-- start --
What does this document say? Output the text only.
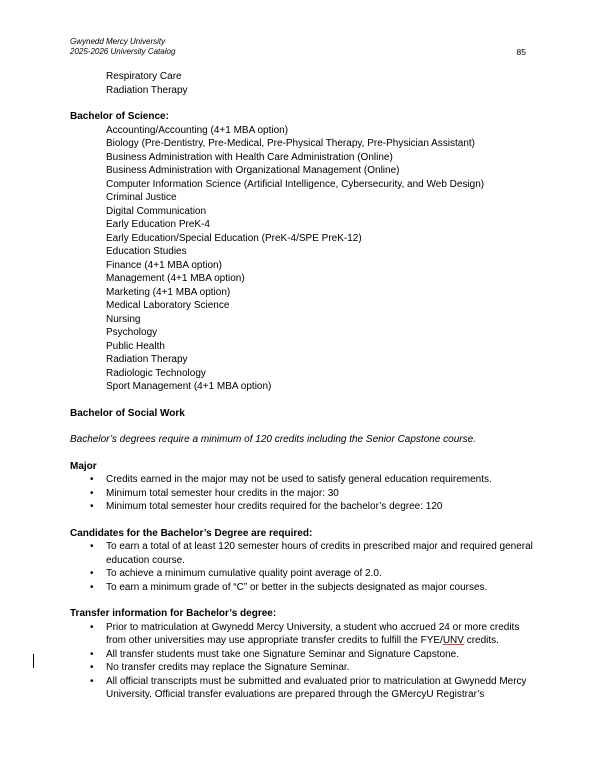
Gwynedd Mercy University
2025-2026 University Catalog	85
Respiratory Care
Radiation Therapy

Bachelor of Science:

Accounting/Accounting (4+1 MBA option)
Biology (Pre-Dentistry, Pre-Medical, Pre-Physical Therapy, Pre-Physician Assistant)
Business Administration with Health Care Administration (Online)
Business Administration with Organizational Management (Online)
Computer Information Science (Artificial Intelligence, Cybersecurity, and Web Design)
Criminal Justice
Digital Communication
Early Education PreK-4
Early Education/Special Education (PreK-4/SPE PreK-12)
Education Studies
Finance (4+1 MBA option)
Management (4+1 MBA option)
Marketing (4+1 MBA option)
Medical Laboratory Science
Nursing
Psychology
Public Health
Radiation Therapy
Radiologic Technology
Sport Management (4+1 MBA option)

Bachelor of Social Work

Bachelor’s degrees require a minimum of 120 credits including the Senior Capstone course.

Major

• Credits earned in the major may not be used to satisfy general education requirements.
• Minimum total semester hour credits in the major: 30
• Minimum total semester hour credits required for the bachelor’s degree: 120

Candidates for the Bachelor’s Degree are required:

• To earn a total of at least 120 semester hours of credits in prescribed major and required general education course.
• To achieve a minimum cumulative quality point average of 2.0.
• To earn a minimum grade of “C” or better in the subjects designated as major courses.

Transfer information for Bachelor’s degree:

• Prior to matriculation at Gwynedd Mercy University, a student who accrued 24 or more credits from other universities may use appropriate transfer credits to fulfill the FYE/UNV credits.
• All transfer students must take one Signature Seminar and Signature Capstone.
• No transfer credits may replace the Signature Seminar.
• All official transcripts must be submitted and evaluated prior to matriculation at Gwynedd Mercy University. Official transfer evaluations are prepared through the GMercyU Registrar’s
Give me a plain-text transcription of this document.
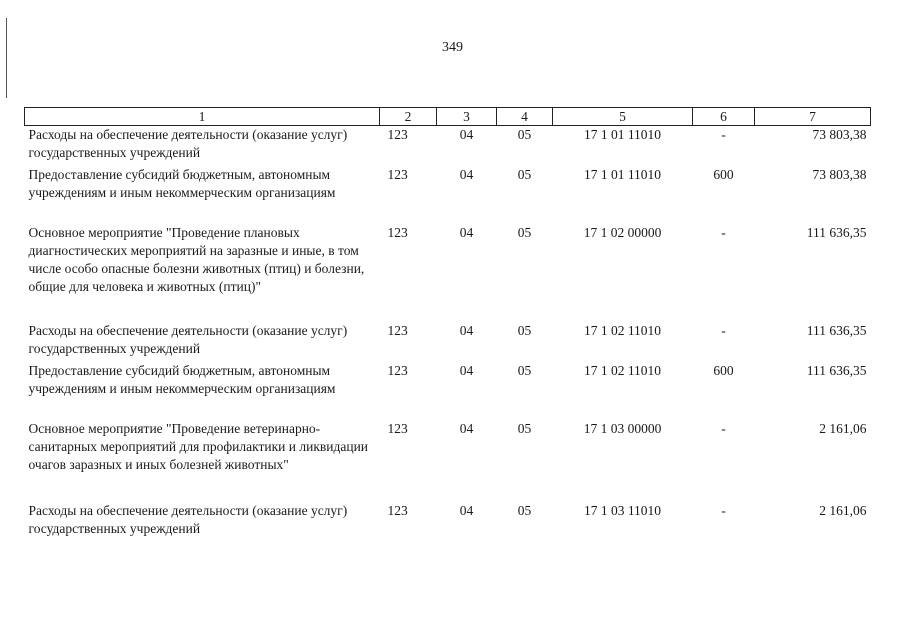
349
1	2	3	4	5	6	7
Расходы на обеспечение деятельности (оказание услуг) государственных учреждений	123	04	05	17 1 01 11010	-	73 803,38
Предоставление субсидий бюджетным, автономным учреждениям и иным некоммерческим организациям	123	04	05	17 1 01 11010	600	73 803,38
Основное мероприятие "Проведение плановых диагностических мероприятий на заразные и иные, в том числе особо опасные болезни животных (птиц) и болезни, общие для человека и животных (птиц)"	123	04	05	17 1 02 00000	-	111 636,35
Расходы на обеспечение деятельности (оказание услуг) государственных учреждений	123	04	05	17 1 02 11010	-	111 636,35
Предоставление субсидий бюджетным, автономным учреждениям и иным некоммерческим организациям	123	04	05	17 1 02 11010	600	111 636,35
Основное мероприятие "Проведение ветеринарно-санитарных мероприятий для профилактики и ликвидации очагов заразных и иных болезней животных"	123	04	05	17 1 03 00000	-	2 161,06
Расходы на обеспечение деятельности (оказание услуг) государственных учреждений	123	04	05	17 1 03 11010	-	2 161,06
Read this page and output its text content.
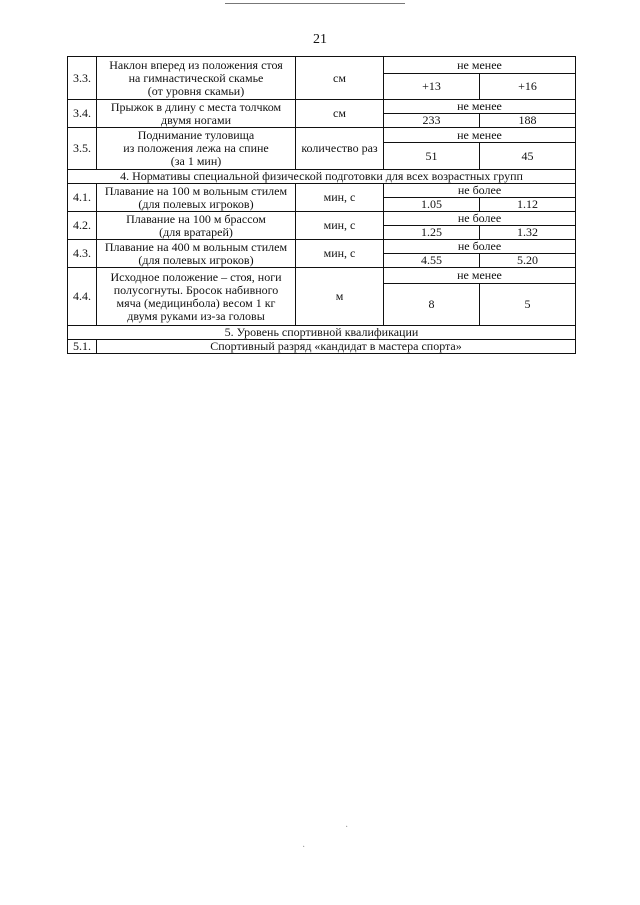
21
3.3.	Наклон вперед из положения стоя
на гимнастической скамье
(от уровня скамьи)	см	не менее	
			+13	+16
3.4.	Прыжок в длину с места толчком
двумя ногами	см	не менее	
			233	188
3.5.	Поднимание туловища
из положения лежа на спине
(за 1 мин)	количество раз	не менее	
			51	45
4. Нормативы специальной физической подготовки для всех возрастных групп				
4.1.	Плавание на 100 м вольным стилем
(для полевых игроков)	мин, с	не более	
			1.05	1.12
4.2.	Плавание на 100 м брассом
(для вратарей)	мин, с	не более	
			1.25	1.32
4.3.	Плавание на 400 м вольным стилем
(для полевых игроков)	мин, с	не более	
			4.55	5.20
4.4.	Исходное положение – стоя, ноги
полусогнуты. Бросок набивного
мяча (медицинбола) весом 1 кг
двумя руками из-за головы	м	не менее	
			8	5
5. Уровень спортивной квалификации				
5.1.	Спортивный разряд «кандидат в мастера спорта»			
·
·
-- end --
# REQUIREMENTS
Look through the material above and pick out each line holding the word "Administration".

# EXERCISE SOLUTION
Business Administration with Health Care Administration (Online)
Business Administration with Organizational Management (Online)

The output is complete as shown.